_Materials provided_:
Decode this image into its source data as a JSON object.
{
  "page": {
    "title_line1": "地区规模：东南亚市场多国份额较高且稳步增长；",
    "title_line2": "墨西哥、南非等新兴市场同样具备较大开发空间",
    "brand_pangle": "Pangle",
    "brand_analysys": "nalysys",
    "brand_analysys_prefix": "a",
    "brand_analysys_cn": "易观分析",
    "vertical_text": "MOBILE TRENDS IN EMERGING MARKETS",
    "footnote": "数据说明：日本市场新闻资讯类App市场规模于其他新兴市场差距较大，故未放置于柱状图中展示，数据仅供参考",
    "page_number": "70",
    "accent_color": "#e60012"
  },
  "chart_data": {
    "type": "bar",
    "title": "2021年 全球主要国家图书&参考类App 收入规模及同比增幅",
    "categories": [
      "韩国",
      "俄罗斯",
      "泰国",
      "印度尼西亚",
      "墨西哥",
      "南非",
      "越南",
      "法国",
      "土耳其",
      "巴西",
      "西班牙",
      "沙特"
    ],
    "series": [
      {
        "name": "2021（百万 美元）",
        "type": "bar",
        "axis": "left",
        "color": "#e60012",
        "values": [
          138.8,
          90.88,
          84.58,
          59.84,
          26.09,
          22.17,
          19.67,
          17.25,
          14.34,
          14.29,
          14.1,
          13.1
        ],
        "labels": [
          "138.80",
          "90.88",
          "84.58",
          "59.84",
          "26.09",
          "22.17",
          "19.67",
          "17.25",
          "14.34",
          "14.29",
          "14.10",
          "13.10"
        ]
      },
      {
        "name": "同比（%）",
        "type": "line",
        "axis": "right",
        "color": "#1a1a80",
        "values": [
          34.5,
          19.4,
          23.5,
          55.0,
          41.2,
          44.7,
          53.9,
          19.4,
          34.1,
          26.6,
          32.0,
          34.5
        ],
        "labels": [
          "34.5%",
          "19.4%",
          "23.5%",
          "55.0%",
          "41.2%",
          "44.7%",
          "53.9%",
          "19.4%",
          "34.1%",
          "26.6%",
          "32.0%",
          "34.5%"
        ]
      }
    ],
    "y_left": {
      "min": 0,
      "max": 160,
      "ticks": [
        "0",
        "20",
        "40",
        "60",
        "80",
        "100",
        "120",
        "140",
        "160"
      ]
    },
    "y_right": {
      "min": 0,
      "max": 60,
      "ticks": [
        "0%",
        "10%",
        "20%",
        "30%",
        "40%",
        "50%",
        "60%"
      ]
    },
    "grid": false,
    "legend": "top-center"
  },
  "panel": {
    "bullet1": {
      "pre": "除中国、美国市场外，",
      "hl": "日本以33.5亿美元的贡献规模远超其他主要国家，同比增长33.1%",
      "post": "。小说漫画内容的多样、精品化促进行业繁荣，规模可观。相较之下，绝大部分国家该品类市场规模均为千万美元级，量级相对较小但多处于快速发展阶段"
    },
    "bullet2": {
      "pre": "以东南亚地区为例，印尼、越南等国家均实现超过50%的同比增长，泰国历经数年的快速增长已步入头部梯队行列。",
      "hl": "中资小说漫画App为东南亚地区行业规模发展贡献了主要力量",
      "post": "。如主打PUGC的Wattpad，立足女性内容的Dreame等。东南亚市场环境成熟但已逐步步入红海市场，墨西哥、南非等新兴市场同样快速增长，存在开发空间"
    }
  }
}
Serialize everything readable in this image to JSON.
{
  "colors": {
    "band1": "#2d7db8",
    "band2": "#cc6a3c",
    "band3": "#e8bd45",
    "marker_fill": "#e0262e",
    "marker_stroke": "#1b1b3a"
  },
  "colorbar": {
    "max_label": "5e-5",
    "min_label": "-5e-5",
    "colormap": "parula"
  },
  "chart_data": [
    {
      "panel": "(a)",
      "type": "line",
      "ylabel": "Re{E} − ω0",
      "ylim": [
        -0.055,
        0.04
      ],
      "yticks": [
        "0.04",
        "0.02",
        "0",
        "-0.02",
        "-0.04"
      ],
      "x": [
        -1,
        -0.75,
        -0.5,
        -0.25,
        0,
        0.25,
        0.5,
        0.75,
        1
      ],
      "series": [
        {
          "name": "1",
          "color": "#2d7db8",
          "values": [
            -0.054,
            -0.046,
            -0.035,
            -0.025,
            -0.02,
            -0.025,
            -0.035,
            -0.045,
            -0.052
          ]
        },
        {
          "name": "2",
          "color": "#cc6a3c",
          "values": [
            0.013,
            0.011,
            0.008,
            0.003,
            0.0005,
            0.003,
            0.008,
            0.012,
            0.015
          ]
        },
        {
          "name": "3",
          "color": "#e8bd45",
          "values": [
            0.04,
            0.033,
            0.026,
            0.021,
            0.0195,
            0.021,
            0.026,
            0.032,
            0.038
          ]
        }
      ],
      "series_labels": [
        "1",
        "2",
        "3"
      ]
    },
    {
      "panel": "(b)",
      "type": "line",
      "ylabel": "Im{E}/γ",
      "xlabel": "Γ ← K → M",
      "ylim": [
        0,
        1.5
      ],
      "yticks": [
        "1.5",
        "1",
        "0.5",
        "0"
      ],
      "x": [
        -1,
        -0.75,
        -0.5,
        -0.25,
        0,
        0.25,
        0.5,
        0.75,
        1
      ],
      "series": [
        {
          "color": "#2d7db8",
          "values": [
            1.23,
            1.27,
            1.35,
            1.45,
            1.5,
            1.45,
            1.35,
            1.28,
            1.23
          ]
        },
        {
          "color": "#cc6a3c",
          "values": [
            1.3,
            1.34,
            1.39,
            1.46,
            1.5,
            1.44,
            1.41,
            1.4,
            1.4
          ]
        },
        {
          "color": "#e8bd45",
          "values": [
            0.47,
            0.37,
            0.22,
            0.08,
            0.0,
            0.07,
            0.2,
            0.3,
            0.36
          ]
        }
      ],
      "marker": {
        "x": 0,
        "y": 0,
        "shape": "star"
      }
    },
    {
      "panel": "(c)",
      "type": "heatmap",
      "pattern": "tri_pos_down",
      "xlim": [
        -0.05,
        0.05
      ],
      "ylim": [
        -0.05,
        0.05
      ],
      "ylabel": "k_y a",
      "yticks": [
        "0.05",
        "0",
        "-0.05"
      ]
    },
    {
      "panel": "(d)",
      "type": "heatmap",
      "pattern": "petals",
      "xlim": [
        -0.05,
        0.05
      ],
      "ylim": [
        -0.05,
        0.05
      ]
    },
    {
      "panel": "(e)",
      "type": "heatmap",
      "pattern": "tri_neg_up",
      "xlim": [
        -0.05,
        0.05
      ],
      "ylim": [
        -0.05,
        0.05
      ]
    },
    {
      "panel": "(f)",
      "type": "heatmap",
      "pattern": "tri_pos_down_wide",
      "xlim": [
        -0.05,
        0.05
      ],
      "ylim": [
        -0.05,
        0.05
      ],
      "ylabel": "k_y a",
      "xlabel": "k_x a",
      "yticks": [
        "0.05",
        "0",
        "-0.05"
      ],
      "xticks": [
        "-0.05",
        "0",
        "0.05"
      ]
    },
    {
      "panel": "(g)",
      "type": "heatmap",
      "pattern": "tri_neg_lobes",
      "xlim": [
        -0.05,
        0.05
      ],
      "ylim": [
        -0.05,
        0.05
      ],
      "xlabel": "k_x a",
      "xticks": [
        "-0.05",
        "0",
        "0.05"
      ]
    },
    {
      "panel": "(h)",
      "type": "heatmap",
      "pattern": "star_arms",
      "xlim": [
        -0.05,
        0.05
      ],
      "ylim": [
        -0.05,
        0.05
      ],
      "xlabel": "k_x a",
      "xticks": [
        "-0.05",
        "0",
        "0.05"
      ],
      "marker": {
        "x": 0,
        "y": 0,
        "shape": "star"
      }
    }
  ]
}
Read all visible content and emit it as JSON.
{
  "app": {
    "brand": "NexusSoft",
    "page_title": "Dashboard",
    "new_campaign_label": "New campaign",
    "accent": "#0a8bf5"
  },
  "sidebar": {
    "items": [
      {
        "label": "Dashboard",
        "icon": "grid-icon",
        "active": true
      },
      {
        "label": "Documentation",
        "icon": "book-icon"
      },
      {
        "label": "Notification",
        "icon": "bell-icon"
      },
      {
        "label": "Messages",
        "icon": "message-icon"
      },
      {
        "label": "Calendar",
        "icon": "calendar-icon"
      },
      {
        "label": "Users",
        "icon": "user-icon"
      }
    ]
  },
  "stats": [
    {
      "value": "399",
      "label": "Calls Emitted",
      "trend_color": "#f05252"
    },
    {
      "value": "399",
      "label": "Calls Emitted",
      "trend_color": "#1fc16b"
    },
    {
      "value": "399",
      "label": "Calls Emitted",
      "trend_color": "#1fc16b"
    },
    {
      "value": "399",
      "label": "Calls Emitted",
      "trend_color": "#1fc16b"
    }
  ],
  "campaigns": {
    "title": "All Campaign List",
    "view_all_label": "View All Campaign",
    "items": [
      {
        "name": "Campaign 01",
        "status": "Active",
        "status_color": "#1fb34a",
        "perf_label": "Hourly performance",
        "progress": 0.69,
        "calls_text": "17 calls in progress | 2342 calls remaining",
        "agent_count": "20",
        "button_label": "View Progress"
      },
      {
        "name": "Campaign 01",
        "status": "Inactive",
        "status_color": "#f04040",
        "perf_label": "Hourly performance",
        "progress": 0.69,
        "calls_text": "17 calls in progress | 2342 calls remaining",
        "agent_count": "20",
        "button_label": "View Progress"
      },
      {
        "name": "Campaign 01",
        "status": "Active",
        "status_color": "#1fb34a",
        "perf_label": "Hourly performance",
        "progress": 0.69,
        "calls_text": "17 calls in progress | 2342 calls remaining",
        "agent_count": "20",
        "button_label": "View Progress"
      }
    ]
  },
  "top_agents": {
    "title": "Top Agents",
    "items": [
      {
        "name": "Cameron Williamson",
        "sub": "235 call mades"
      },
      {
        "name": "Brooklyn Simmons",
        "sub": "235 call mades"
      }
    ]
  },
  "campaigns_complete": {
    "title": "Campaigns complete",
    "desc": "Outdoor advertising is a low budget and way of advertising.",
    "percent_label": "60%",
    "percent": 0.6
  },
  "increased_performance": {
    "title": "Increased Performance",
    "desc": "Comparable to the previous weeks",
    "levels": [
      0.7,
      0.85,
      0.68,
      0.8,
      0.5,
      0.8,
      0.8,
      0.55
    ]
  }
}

_To be done_: Show the lines of the records that include the string "desc".

_Response to this exercise_:
    "desc": "Outdoor advertising is a low budget and way of advertising.",
    "desc": "Comparable to the previous weeks",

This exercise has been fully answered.